Set task: Please print the full listing exactly.

(Data extracted from a collection)
--- Start ---
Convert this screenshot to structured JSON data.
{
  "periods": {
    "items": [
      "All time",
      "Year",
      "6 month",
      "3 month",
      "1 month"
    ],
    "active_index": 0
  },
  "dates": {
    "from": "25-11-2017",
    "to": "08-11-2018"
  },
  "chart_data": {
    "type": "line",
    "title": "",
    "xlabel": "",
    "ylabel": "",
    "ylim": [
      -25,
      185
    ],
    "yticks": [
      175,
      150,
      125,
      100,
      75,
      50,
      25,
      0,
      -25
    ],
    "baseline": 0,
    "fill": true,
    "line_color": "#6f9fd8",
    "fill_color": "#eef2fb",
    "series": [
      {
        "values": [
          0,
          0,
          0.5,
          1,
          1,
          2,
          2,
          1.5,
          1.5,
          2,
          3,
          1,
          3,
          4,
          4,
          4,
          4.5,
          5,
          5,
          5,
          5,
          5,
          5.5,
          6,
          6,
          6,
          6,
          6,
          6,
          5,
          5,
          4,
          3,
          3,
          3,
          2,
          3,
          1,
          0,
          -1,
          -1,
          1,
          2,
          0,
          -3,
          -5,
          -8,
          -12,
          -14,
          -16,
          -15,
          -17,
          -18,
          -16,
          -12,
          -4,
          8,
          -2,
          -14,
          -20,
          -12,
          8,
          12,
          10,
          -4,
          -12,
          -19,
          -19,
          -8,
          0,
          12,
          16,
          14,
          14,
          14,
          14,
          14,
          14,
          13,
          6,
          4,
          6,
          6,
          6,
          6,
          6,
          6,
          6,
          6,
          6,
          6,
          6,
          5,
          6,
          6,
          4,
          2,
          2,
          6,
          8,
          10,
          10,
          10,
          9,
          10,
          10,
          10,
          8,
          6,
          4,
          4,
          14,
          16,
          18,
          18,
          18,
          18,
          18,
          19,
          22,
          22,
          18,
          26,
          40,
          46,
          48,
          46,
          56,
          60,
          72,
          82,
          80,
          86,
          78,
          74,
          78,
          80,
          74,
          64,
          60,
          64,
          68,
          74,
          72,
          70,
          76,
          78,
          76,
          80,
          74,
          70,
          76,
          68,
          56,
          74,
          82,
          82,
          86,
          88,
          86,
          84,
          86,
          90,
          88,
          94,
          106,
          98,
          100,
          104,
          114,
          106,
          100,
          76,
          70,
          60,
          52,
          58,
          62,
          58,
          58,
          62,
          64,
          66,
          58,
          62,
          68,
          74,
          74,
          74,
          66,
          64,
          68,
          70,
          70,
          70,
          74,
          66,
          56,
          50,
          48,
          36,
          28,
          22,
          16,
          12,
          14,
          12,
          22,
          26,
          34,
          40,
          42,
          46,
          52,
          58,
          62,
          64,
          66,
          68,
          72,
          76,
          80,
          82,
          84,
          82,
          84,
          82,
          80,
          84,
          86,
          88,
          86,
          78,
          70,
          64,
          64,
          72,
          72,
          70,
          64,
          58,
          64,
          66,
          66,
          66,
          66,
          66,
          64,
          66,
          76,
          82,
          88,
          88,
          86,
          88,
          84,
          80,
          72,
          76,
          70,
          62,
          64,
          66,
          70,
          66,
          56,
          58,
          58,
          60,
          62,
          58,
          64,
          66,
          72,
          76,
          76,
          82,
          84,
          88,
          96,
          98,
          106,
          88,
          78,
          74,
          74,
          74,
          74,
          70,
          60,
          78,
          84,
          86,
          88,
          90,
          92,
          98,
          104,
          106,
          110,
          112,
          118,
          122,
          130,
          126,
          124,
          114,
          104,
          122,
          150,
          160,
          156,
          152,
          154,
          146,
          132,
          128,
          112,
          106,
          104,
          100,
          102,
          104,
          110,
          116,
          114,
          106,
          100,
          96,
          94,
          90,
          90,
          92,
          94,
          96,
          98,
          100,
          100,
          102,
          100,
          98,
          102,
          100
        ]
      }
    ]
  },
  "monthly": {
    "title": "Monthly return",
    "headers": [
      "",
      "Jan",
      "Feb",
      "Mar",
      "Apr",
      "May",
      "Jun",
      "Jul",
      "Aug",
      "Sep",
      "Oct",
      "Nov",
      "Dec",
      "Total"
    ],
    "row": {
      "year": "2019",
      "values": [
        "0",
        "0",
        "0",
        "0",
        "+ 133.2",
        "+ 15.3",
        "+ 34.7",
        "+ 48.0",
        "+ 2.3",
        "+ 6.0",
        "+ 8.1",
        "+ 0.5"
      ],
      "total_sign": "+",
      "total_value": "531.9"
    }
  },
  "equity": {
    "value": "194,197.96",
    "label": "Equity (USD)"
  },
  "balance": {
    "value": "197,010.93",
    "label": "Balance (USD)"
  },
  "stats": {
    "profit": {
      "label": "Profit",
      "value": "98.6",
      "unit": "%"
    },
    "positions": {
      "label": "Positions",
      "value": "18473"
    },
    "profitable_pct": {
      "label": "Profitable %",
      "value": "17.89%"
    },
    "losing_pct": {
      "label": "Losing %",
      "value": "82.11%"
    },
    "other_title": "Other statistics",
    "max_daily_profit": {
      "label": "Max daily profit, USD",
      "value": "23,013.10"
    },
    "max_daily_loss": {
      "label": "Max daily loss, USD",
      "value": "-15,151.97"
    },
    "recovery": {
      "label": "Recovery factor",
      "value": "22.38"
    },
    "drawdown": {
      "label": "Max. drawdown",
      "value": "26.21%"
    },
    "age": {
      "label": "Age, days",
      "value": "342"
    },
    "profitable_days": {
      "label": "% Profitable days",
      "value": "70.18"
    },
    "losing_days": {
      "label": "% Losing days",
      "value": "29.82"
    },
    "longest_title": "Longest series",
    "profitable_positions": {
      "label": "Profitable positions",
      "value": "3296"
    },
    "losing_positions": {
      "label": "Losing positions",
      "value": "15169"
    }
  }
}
--- End ---
Answer for this exercise:
Convert this screenshot to structured JSON data.
{
  "periods": {
    "items": [
      "All time",
      "Year",
      "6 month",
      "3 month",
      "1 month"
    ],
    "active_index": 0
  },
  "dates": {
    "from": "25-11-2017",
    "to": "08-11-2018"
  },
  "chart_data": {
    "type": "line",
    "title": "",
    "xlabel": "",
    "ylabel": "",
    "ylim": [
      -25,
      185
    ],
    "yticks": [
      175,
      150,
      125,
      100,
      75,
      50,
      25,
      0,
      -25
    ],
    "baseline": 0,
    "fill": true,
    "line_color": "#6f9fd8",
    "fill_color": "#eef2fb",
    "series": [
      {
        "values": [
          0,
          0,
          0.5,
          1,
          1,
          2,
          2,
          1.5,
          1.5,
          2,
          3,
          1,
          3,
          4,
          4,
          4,
          4.5,
          5,
          5,
          5,
          5,
          5,
          5.5,
          6,
          6,
          6,
          6,
          6,
          6,
          5,
          5,
          4,
          3,
          3,
          3,
          2,
          3,
          1,
          0,
          -1,
          -1,
          1,
          2,
          0,
          -3,
          -5,
          -8,
          -12,
          -14,
          -16,
          -15,
          -17,
          -18,
          -16,
          -12,
          -4,
          8,
          -2,
          -14,
          -20,
          -12,
          8,
          12,
          10,
          -4,
          -12,
          -19,
          -19,
          -8,
          0,
          12,
          16,
          14,
          14,
          14,
          14,
          14,
          14,
          13,
          6,
          4,
          6,
          6,
          6,
          6,
          6,
          6,
          6,
          6,
          6,
          6,
          6,
          5,
          6,
          6,
          4,
          2,
          2,
          6,
          8,
          10,
          10,
          10,
          9,
          10,
          10,
          10,
          8,
          6,
          4,
          4,
          14,
          16,
          18,
          18,
          18,
          18,
          18,
          19,
          22,
          22,
          18,
          26,
          40,
          46,
          48,
          46,
          56,
          60,
          72,
          82,
          80,
          86,
          78,
          74,
          78,
          80,
          74,
          64,
          60,
          64,
          68,
          74,
          72,
          70,
          76,
          78,
          76,
          80,
          74,
          70,
          76,
          68,
          56,
          74,
          82,
          82,
          86,
          88,
          86,
          84,
          86,
          90,
          88,
          94,
          106,
          98,
          100,
          104,
          114,
          106,
          100,
          76,
          70,
          60,
          52,
          58,
          62,
          58,
          58,
          62,
          64,
          66,
          58,
          62,
          68,
          74,
          74,
          74,
          66,
          64,
          68,
          70,
          70,
          70,
          74,
          66,
          56,
          50,
          48,
          36,
          28,
          22,
          16,
          12,
          14,
          12,
          22,
          26,
          34,
          40,
          42,
          46,
          52,
          58,
          62,
          64,
          66,
          68,
          72,
          76,
          80,
          82,
          84,
          82,
          84,
          82,
          80,
          84,
          86,
          88,
          86,
          78,
          70,
          64,
          64,
          72,
          72,
          70,
          64,
          58,
          64,
          66,
          66,
          66,
          66,
          66,
          64,
          66,
          76,
          82,
          88,
          88,
          86,
          88,
          84,
          80,
          72,
          76,
          70,
          62,
          64,
          66,
          70,
          66,
          56,
          58,
          58,
          60,
          62,
          58,
          64,
          66,
          72,
          76,
          76,
          82,
          84,
          88,
          96,
          98,
          106,
          88,
          78,
          74,
          74,
          74,
          74,
          70,
          60,
          78,
          84,
          86,
          88,
          90,
          92,
          98,
          104,
          106,
          110,
          112,
          118,
          122,
          130,
          126,
          124,
          114,
          104,
          122,
          150,
          160,
          156,
          152,
          154,
          146,
          132,
          128,
          112,
          106,
          104,
          100,
          102,
          104,
          110,
          116,
          114,
          106,
          100,
          96,
          94,
          90,
          90,
          92,
          94,
          96,
          98,
          100,
          100,
          102,
          100,
          98,
          102,
          100
        ]
      }
    ]
  },
  "monthly": {
    "title": "Monthly return",
    "headers": [
      "",
      "Jan",
      "Feb",
      "Mar",
      "Apr",
      "May",
      "Jun",
      "Jul",
      "Aug",
      "Sep",
      "Oct",
      "Nov",
      "Dec",
      "Total"
    ],
    "row": {
      "year": "2019",
      "values": [
        "0",
        "0",
        "0",
        "0",
        "+ 133.2",
        "+ 15.3",
        "+ 34.7",
        "+ 48.0",
        "+ 2.3",
        "+ 6.0",
        "+ 8.1",
        "+ 0.5"
      ],
      "total_sign": "+",
      "total_value": "531.9"
    }
  },
  "equity": {
    "value": "194,197.96",
    "label": "Equity (USD)"
  },
  "balance": {
    "value": "197,010.93",
    "label": "Balance (USD)"
  },
  "stats": {
    "profit": {
      "label": "Profit",
      "value": "98.6",
      "unit": "%"
    },
    "positions": {
      "label": "Positions",
      "value": "18473"
    },
    "profitable_pct": {
      "label": "Profitable %",
      "value": "17.89%"
    },
    "losing_pct": {
      "label": "Losing %",
      "value": "82.11%"
    },
    "other_title": "Other statistics",
    "max_daily_profit": {
      "label": "Max daily profit, USD",
      "value": "23,013.10"
    },
    "max_daily_loss": {
      "label": "Max daily loss, USD",
      "value": "-15,151.97"
    },
    "recovery": {
      "label": "Recovery factor",
      "value": "22.38"
    },
    "drawdown": {
      "label": "Max. drawdown",
      "value": "26.21%"
    },
    "age": {
      "label": "Age, days",
      "value": "342"
    },
    "profitable_days": {
      "label": "% Profitable days",
      "value": "70.18"
    },
    "losing_days": {
      "label": "% Losing days",
      "value": "29.82"
    },
    "longest_title": "Longest series",
    "profitable_positions": {
      "label": "Profitable positions",
      "value": "3296"
    },
    "losing_positions": {
      "label": "Losing positions",
      "value": "15169"
    }
  }
}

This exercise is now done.